Records:
━━━━

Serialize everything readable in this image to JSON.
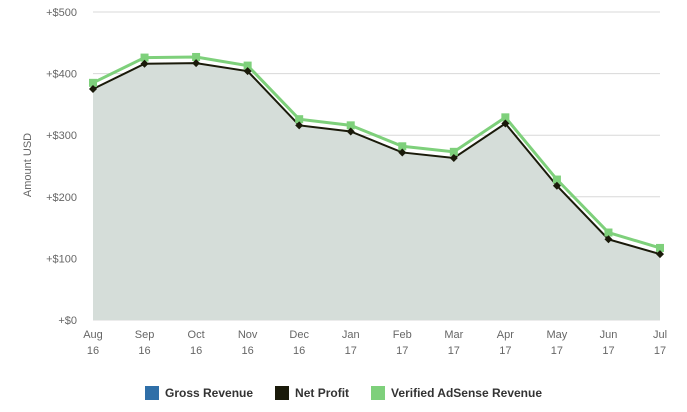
{
  "chart_data": {
    "type": "area",
    "ylabel": "Amount USD",
    "xlabel": "",
    "categories": [
      "Aug 16",
      "Sep 16",
      "Oct 16",
      "Nov 16",
      "Dec 16",
      "Jan 17",
      "Feb 17",
      "Mar 17",
      "Apr 17",
      "May 17",
      "Jun 17",
      "Jul 17"
    ],
    "category_lines": [
      [
        "Aug",
        "16"
      ],
      [
        "Sep",
        "16"
      ],
      [
        "Oct",
        "16"
      ],
      [
        "Nov",
        "16"
      ],
      [
        "Dec",
        "16"
      ],
      [
        "Jan",
        "17"
      ],
      [
        "Feb",
        "17"
      ],
      [
        "Mar",
        "17"
      ],
      [
        "Apr",
        "17"
      ],
      [
        "May",
        "17"
      ],
      [
        "Jun",
        "17"
      ],
      [
        "Jul",
        "17"
      ]
    ],
    "ylim": [
      0,
      500
    ],
    "yticks": [
      0,
      100,
      200,
      300,
      400,
      500
    ],
    "ytick_labels": [
      "+$0",
      "+$100",
      "+$200",
      "+$300",
      "+$400",
      "+$500"
    ],
    "grid": true,
    "legend_position": "bottom-center",
    "series": [
      {
        "name": "Gross Revenue",
        "color": "#2f6fa8",
        "values": [
          375,
          416,
          417,
          404,
          316,
          306,
          272,
          263,
          319,
          218,
          131,
          107
        ]
      },
      {
        "name": "Net Profit",
        "color": "#1a1a0a",
        "values": [
          375,
          416,
          417,
          404,
          316,
          306,
          272,
          263,
          319,
          218,
          131,
          107
        ]
      },
      {
        "name": "Verified AdSense Revenue",
        "color": "#7ed07b",
        "values": [
          385,
          426,
          427,
          413,
          326,
          316,
          282,
          273,
          329,
          228,
          142,
          117
        ]
      }
    ]
  }
}
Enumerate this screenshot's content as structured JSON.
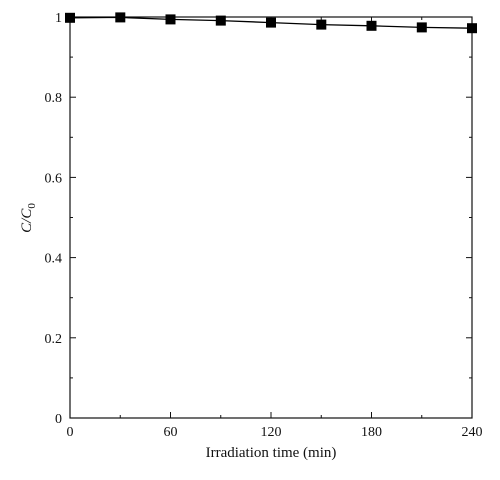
{
  "chart_data": {
    "type": "line",
    "xlabel": "Irradiation time (min)",
    "ylabel": "C/C",
    "ylabel_subscript": "0",
    "xlim": [
      0,
      240
    ],
    "ylim": [
      0,
      1.0
    ],
    "x_ticks": [
      0,
      60,
      120,
      180,
      240
    ],
    "y_ticks": [
      0,
      0.2,
      0.4,
      0.6,
      0.8,
      1
    ],
    "x_tick_labels": [
      "0",
      "60",
      "120",
      "180",
      "240"
    ],
    "y_tick_labels": [
      "0",
      "0.2",
      "0.4",
      "0.6",
      "0.8",
      "1"
    ],
    "grid": false,
    "marker": "square",
    "color": "#000000",
    "series": [
      {
        "x": [
          0,
          30,
          60,
          90,
          120,
          150,
          180,
          210,
          240
        ],
        "y": [
          0.998,
          0.999,
          0.994,
          0.991,
          0.986,
          0.981,
          0.978,
          0.974,
          0.972
        ]
      }
    ]
  }
}
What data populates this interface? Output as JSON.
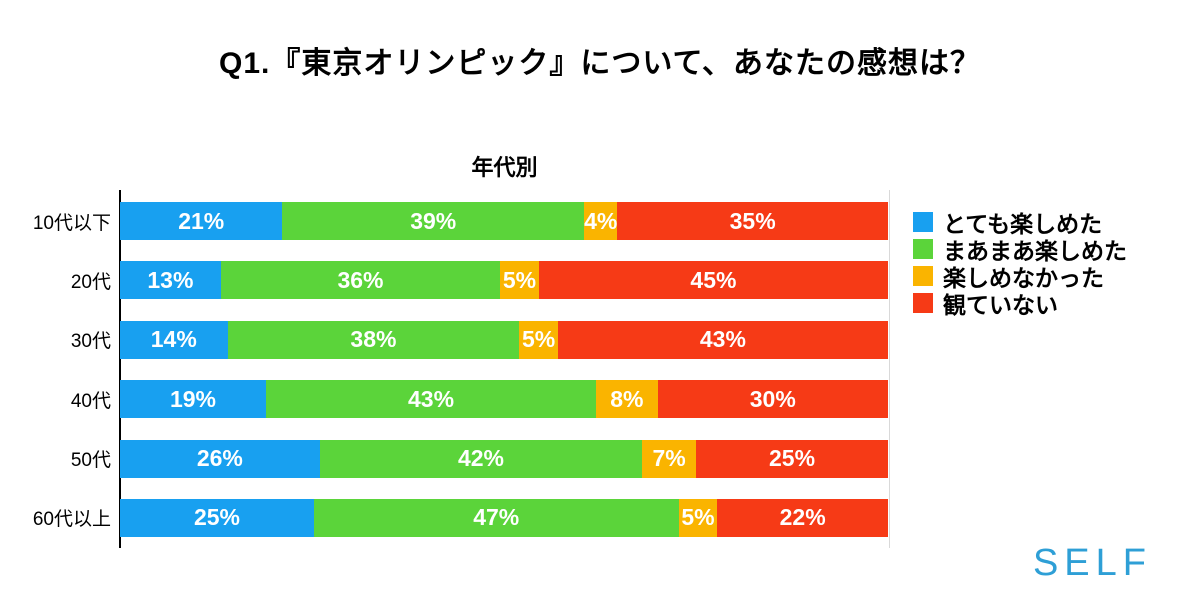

━━━━

Short problem:
Your job is to transcribe the entries above exactly; skip the pictures.

Result below:
Serialize everything readable in this image to JSON.
{
  "chart_data": {
    "type": "area",
    "ylabel": "Amount USD",
    "xlabel": "",
    "categories": [
      "Aug 16",
      "Sep 16",
      "Oct 16",
      "Nov 16",
      "Dec 16",
      "Jan 17",
      "Feb 17",
      "Mar 17",
      "Apr 17",
      "May 17",
      "Jun 17",
      "Jul 17"
    ],
    "category_lines": [
      [
        "Aug",
        "16"
      ],
      [
        "Sep",
        "16"
      ],
      [
        "Oct",
        "16"
      ],
      [
        "Nov",
        "16"
      ],
      [
        "Dec",
        "16"
      ],
      [
        "Jan",
        "17"
      ],
      [
        "Feb",
        "17"
      ],
      [
        "Mar",
        "17"
      ],
      [
        "Apr",
        "17"
      ],
      [
        "May",
        "17"
      ],
      [
        "Jun",
        "17"
      ],
      [
        "Jul",
        "17"
      ]
    ],
    "ylim": [
      0,
      500
    ],
    "yticks": [
      0,
      100,
      200,
      300,
      400,
      500
    ],
    "ytick_labels": [
      "+$0",
      "+$100",
      "+$200",
      "+$300",
      "+$400",
      "+$500"
    ],
    "grid": true,
    "legend_position": "bottom-center",
    "series": [
      {
        "name": "Gross Revenue",
        "color": "#2f6fa8",
        "values": [
          375,
          416,
          417,
          404,
          316,
          306,
          272,
          263,
          319,
          218,
          131,
          107
        ]
      },
      {
        "name": "Net Profit",
        "color": "#1a1a0a",
        "values": [
          375,
          416,
          417,
          404,
          316,
          306,
          272,
          263,
          319,
          218,
          131,
          107
        ]
      },
      {
        "name": "Verified AdSense Revenue",
        "color": "#7ed07b",
        "values": [
          385,
          426,
          427,
          413,
          326,
          316,
          282,
          273,
          329,
          228,
          142,
          117
        ]
      }
    ]
  }
}
Enumerate this screenshot's content as structured JSON.
{
  "chart_data": {
    "type": "line",
    "xlabel": "Irradiation time (min)",
    "ylabel": "C/C",
    "ylabel_subscript": "0",
    "xlim": [
      0,
      240
    ],
    "ylim": [
      0,
      1.0
    ],
    "x_ticks": [
      0,
      60,
      120,
      180,
      240
    ],
    "y_ticks": [
      0,
      0.2,
      0.4,
      0.6,
      0.8,
      1
    ],
    "x_tick_labels": [
      "0",
      "60",
      "120",
      "180",
      "240"
    ],
    "y_tick_labels": [
      "0",
      "0.2",
      "0.4",
      "0.6",
      "0.8",
      "1"
    ],
    "grid": false,
    "marker": "square",
    "color": "#000000",
    "series": [
      {
        "x": [
          0,
          30,
          60,
          90,
          120,
          150,
          180,
          210,
          240
        ],
        "y": [
          0.998,
          0.999,
          0.994,
          0.991,
          0.986,
          0.981,
          0.978,
          0.974,
          0.972
        ]
      }
    ]
  }
}
What data populates this interface? Output as JSON.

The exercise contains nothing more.